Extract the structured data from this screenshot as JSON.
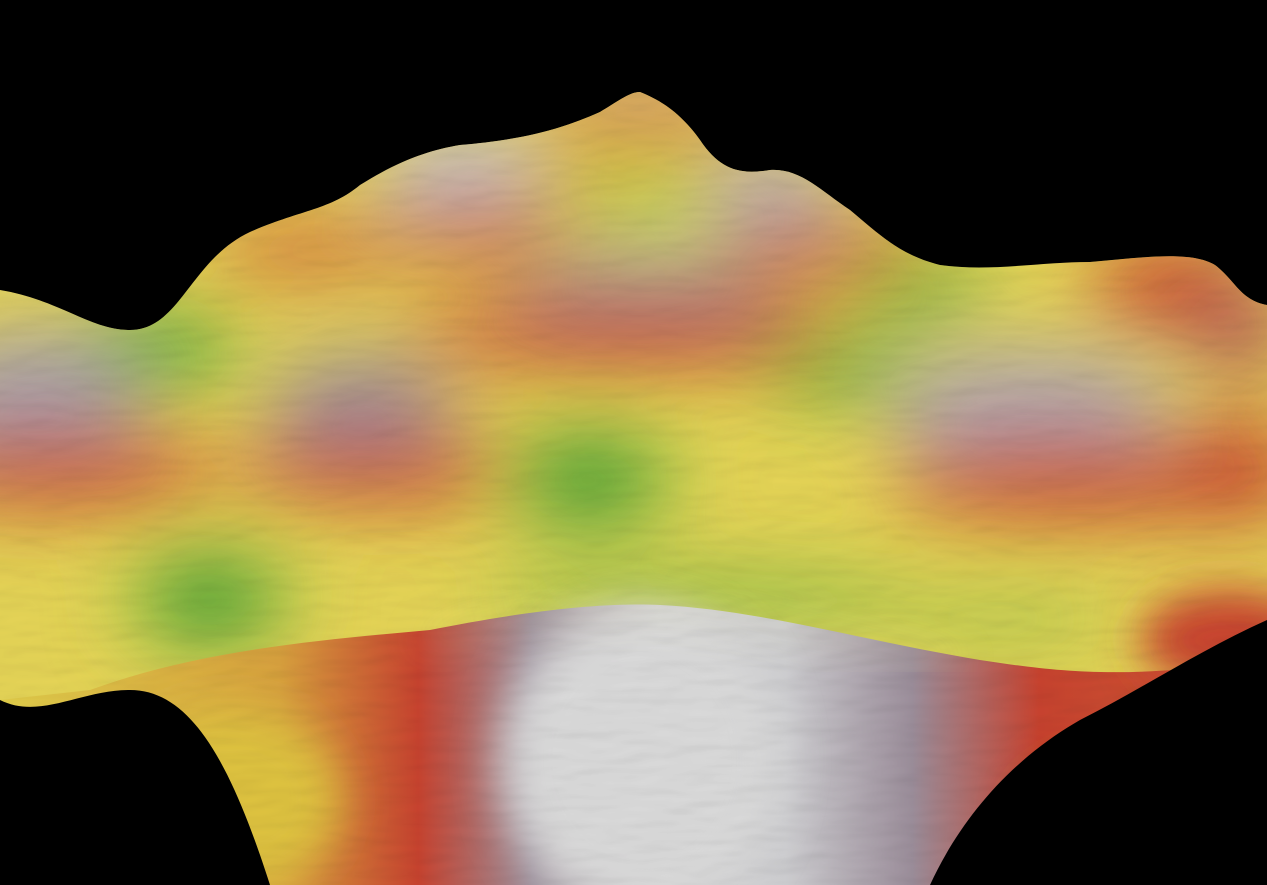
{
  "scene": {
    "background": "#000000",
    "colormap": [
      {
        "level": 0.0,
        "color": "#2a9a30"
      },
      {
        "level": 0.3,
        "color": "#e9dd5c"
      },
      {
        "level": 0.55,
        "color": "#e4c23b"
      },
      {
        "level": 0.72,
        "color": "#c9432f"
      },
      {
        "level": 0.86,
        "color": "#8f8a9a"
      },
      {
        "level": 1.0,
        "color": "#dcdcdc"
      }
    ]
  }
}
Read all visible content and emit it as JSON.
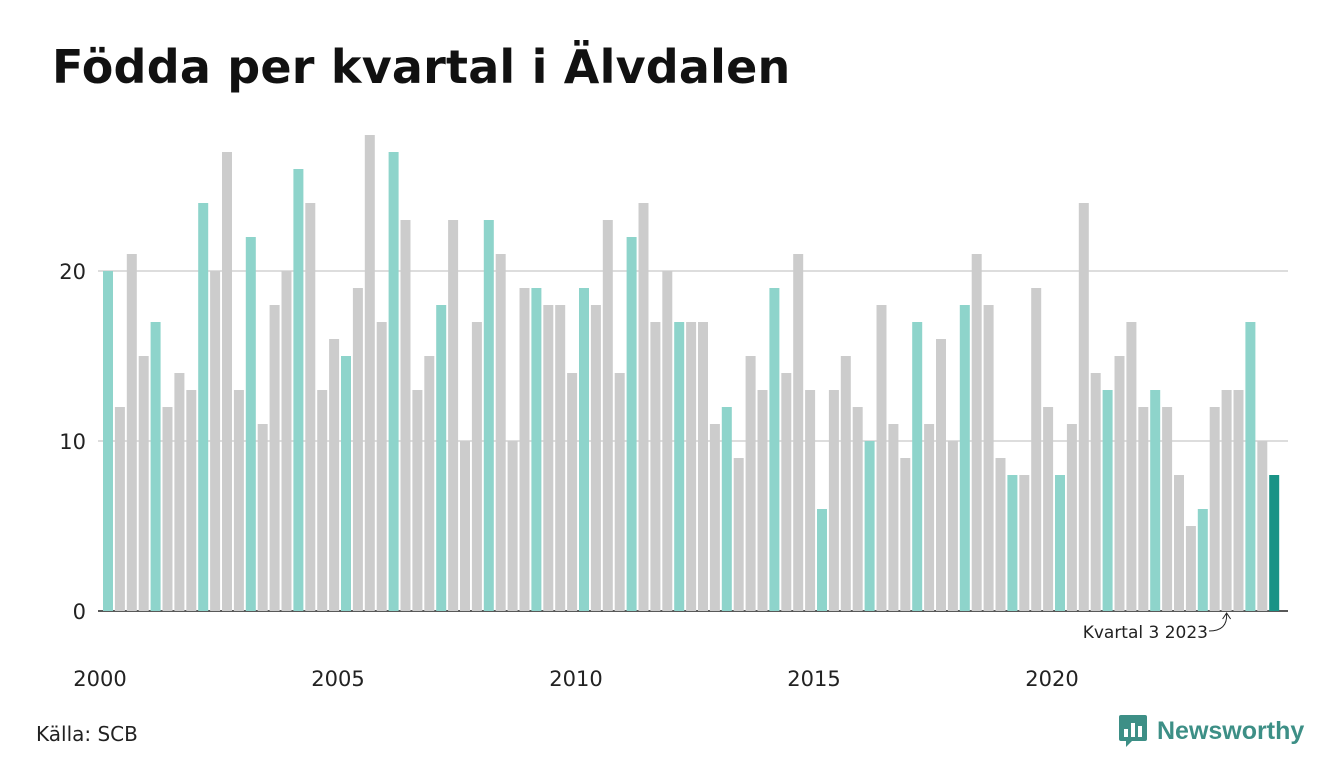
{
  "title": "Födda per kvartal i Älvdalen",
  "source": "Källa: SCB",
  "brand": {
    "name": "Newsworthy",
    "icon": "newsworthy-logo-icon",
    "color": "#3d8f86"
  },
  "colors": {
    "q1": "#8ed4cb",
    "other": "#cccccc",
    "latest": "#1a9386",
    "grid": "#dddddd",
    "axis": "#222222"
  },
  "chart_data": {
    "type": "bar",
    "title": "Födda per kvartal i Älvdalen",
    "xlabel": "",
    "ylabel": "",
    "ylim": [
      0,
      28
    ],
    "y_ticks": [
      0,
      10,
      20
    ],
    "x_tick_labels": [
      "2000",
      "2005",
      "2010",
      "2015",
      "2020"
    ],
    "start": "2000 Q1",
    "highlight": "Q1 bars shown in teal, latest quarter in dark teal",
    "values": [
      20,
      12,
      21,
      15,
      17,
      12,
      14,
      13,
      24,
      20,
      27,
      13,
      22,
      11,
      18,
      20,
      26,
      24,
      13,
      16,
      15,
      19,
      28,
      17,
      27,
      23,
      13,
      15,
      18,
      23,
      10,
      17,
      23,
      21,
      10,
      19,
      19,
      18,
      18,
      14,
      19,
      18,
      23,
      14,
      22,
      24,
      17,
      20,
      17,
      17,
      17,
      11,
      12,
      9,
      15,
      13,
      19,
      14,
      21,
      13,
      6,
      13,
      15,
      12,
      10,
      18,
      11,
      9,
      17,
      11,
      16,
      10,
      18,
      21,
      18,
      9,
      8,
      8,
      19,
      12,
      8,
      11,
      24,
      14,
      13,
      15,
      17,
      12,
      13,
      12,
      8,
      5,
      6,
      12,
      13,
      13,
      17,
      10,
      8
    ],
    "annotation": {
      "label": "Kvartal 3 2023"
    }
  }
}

= = = = = = =

→ Instruction:
Transcribe the preceding listing in its entirety and with exact wording, leaving out pictures.

→ Output of the exercise:
Extract the structured data from this screenshot as JSON.
{
  "scene": {
    "background": "#000000",
    "colormap": [
      {
        "level": 0.0,
        "color": "#2a9a30"
      },
      {
        "level": 0.3,
        "color": "#e9dd5c"
      },
      {
        "level": 0.55,
        "color": "#e4c23b"
      },
      {
        "level": 0.72,
        "color": "#c9432f"
      },
      {
        "level": 0.86,
        "color": "#8f8a9a"
      },
      {
        "level": 1.0,
        "color": "#dcdcdc"
      }
    ]
  }
}
Read all visible content and emit it as JSON.
{
  "title": "Födda per kvartal i Älvdalen",
  "source": "Källa: SCB",
  "brand": {
    "name": "Newsworthy",
    "icon": "newsworthy-logo-icon",
    "color": "#3d8f86"
  },
  "colors": {
    "q1": "#8ed4cb",
    "other": "#cccccc",
    "latest": "#1a9386",
    "grid": "#dddddd",
    "axis": "#222222"
  },
  "chart_data": {
    "type": "bar",
    "title": "Födda per kvartal i Älvdalen",
    "xlabel": "",
    "ylabel": "",
    "ylim": [
      0,
      28
    ],
    "y_ticks": [
      0,
      10,
      20
    ],
    "x_tick_labels": [
      "2000",
      "2005",
      "2010",
      "2015",
      "2020"
    ],
    "start": "2000 Q1",
    "highlight": "Q1 bars shown in teal, latest quarter in dark teal",
    "values": [
      20,
      12,
      21,
      15,
      17,
      12,
      14,
      13,
      24,
      20,
      27,
      13,
      22,
      11,
      18,
      20,
      26,
      24,
      13,
      16,
      15,
      19,
      28,
      17,
      27,
      23,
      13,
      15,
      18,
      23,
      10,
      17,
      23,
      21,
      10,
      19,
      19,
      18,
      18,
      14,
      19,
      18,
      23,
      14,
      22,
      24,
      17,
      20,
      17,
      17,
      17,
      11,
      12,
      9,
      15,
      13,
      19,
      14,
      21,
      13,
      6,
      13,
      15,
      12,
      10,
      18,
      11,
      9,
      17,
      11,
      16,
      10,
      18,
      21,
      18,
      9,
      8,
      8,
      19,
      12,
      8,
      11,
      24,
      14,
      13,
      15,
      17,
      12,
      13,
      12,
      8,
      5,
      6,
      12,
      13,
      13,
      17,
      10,
      8
    ],
    "annotation": {
      "label": "Kvartal 3 2023"
    }
  }
}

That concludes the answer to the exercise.